** START MATERIAL FOR THIS EXERCISE **
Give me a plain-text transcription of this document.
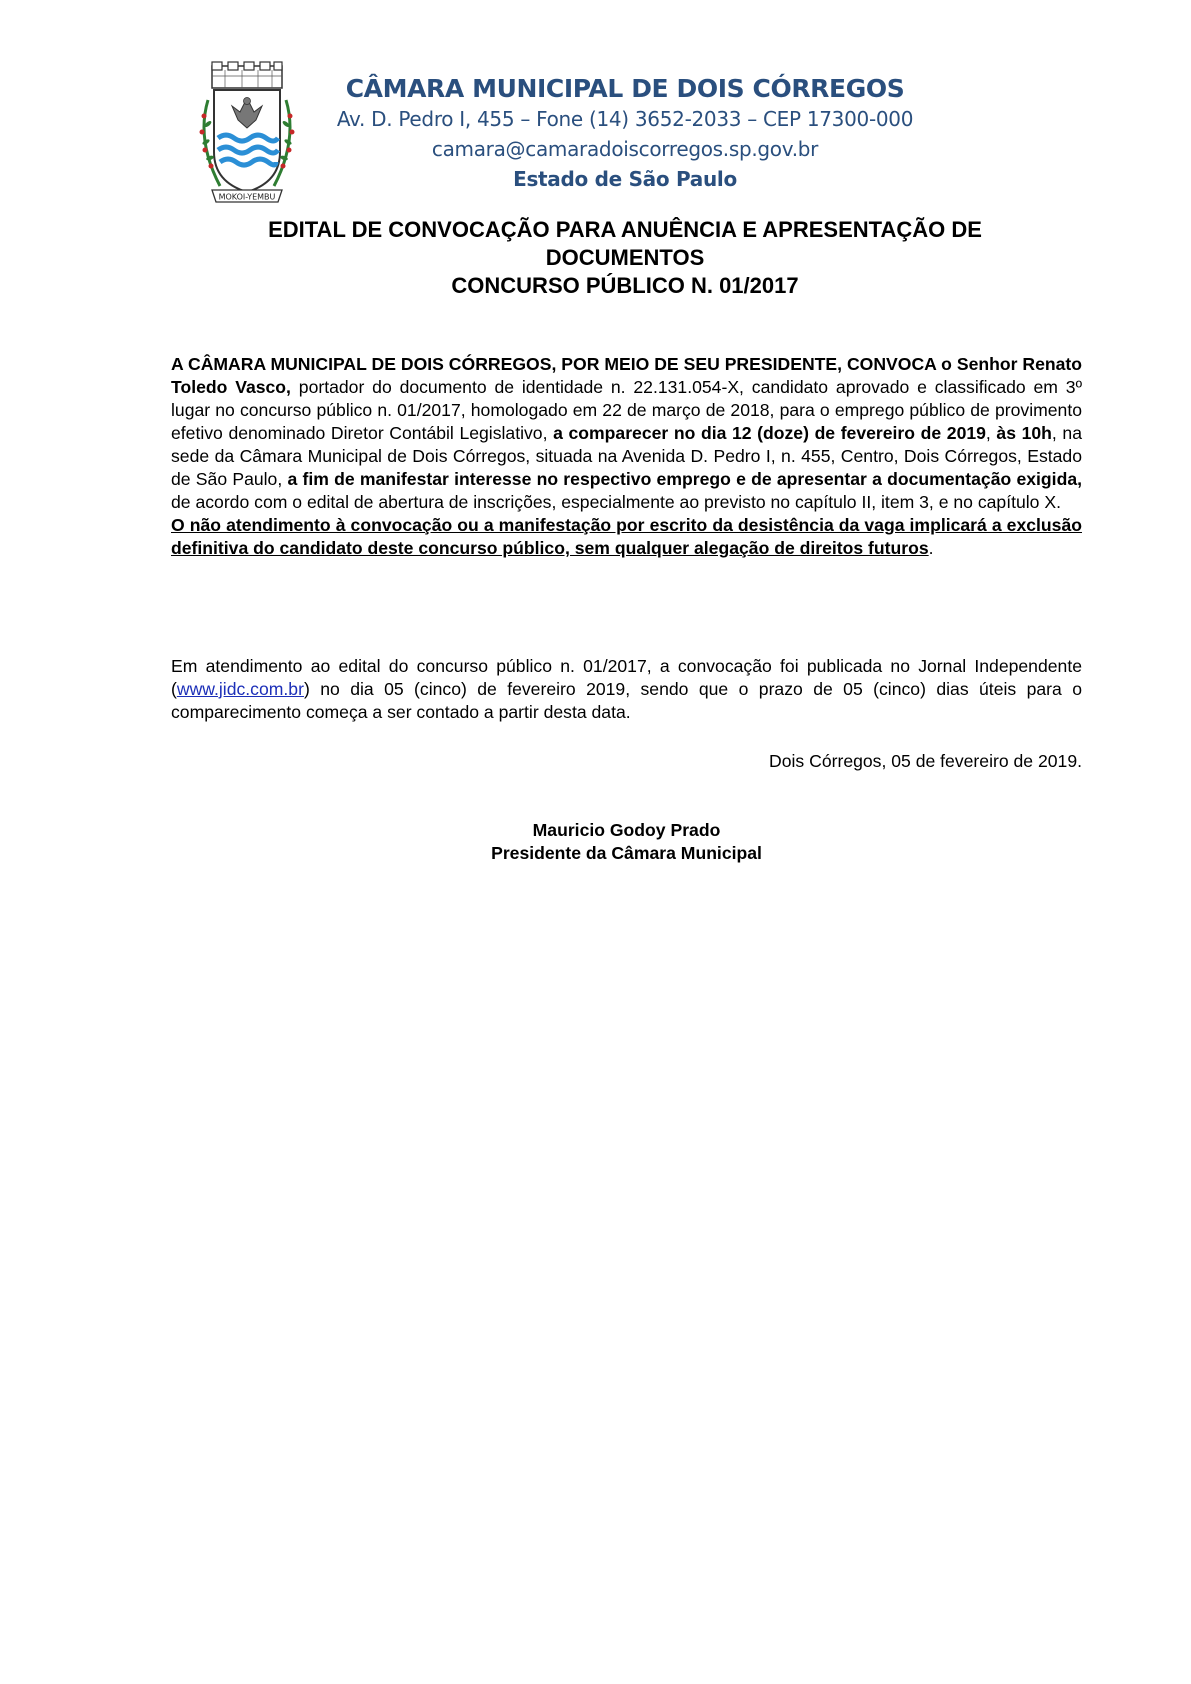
MOKOI-YEMBU
CÂMARA MUNICIPAL DE DOIS CÓRREGOS
Av. D. Pedro I, 455 – Fone (14) 3652-2033 – CEP 17300-000
camara@camaradoiscorregos.sp.gov.br
Estado de São Paulo
EDITAL DE CONVOCAÇÃO PARA ANUÊNCIA E APRESENTAÇÃO DE
DOCUMENTOS
CONCURSO PÚBLICO N. 01/2017
A CÂMARA MUNICIPAL DE DOIS CÓRREGOS, POR MEIO DE SEU PRESIDENTE, CONVOCA o Senhor Renato Toledo Vasco, portador do documento de identidade n. 22.131.054-X, candidato aprovado e classificado em 3º lugar no concurso público n. 01/2017, homologado em 22 de março de 2018, para o emprego público de provimento efetivo denominado Diretor Contábil Legislativo, a comparecer no dia 12 (doze) de fevereiro de 2019, às 10h, na sede da Câmara Municipal de Dois Córregos, situada na Avenida D. Pedro I, n. 455, Centro, Dois Córregos, Estado de São Paulo, a fim de manifestar interesse no respectivo emprego e de apresentar a documentação exigida, de acordo com o edital de abertura de inscrições, especialmente ao previsto no capítulo II, item 3, e no capítulo X.
O não atendimento à convocação ou a manifestação por escrito da desistência da vaga implicará a exclusão definitiva do candidato deste concurso público, sem qualquer alegação de direitos futuros.
Em atendimento ao edital do concurso público n. 01/2017, a convocação foi publicada no Jornal Independente (www.jidc.com.br) no dia 05 (cinco) de fevereiro 2019, sendo que o prazo de 05 (cinco) dias úteis para o comparecimento começa a ser contado a partir desta data.
Dois Córregos, 05 de fevereiro de 2019.
Mauricio Godoy Prado
Presidente da Câmara Municipal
** END MATERIAL FOR THIS EXERCISE **
WRITTEN REQUEST: Return all the entries word for word, but omit any pictures they contain.

RESPONSE TO THIS EXERCISE:
Give me a plain-text transcription of this document.
MOKOI-YEMBU
CÂMARA MUNICIPAL DE DOIS CÓRREGOS
Av. D. Pedro I, 455 – Fone (14) 3652-2033 – CEP 17300-000
camara@camaradoiscorregos.sp.gov.br
Estado de São Paulo
EDITAL DE CONVOCAÇÃO PARA ANUÊNCIA E APRESENTAÇÃO DE
DOCUMENTOS
CONCURSO PÚBLICO N. 01/2017
A CÂMARA MUNICIPAL DE DOIS CÓRREGOS, POR MEIO DE SEU PRESIDENTE, CONVOCA o Senhor Renato Toledo Vasco, portador do documento de identidade n. 22.131.054-X, candidato aprovado e classificado em 3º lugar no concurso público n. 01/2017, homologado em 22 de março de 2018, para o emprego público de provimento efetivo denominado Diretor Contábil Legislativo, a comparecer no dia 12 (doze) de fevereiro de 2019, às 10h, na sede da Câmara Municipal de Dois Córregos, situada na Avenida D. Pedro I, n. 455, Centro, Dois Córregos, Estado de São Paulo, a fim de manifestar interesse no respectivo emprego e de apresentar a documentação exigida, de acordo com o edital de abertura de inscrições, especialmente ao previsto no capítulo II, item 3, e no capítulo X.
O não atendimento à convocação ou a manifestação por escrito da desistência da vaga implicará a exclusão definitiva do candidato deste concurso público, sem qualquer alegação de direitos futuros.
Em atendimento ao edital do concurso público n. 01/2017, a convocação foi publicada no Jornal Independente (www.jidc.com.br) no dia 05 (cinco) de fevereiro 2019, sendo que o prazo de 05 (cinco) dias úteis para o comparecimento começa a ser contado a partir desta data.
Dois Córregos, 05 de fevereiro de 2019.
Mauricio Godoy Prado
Presidente da Câmara Municipal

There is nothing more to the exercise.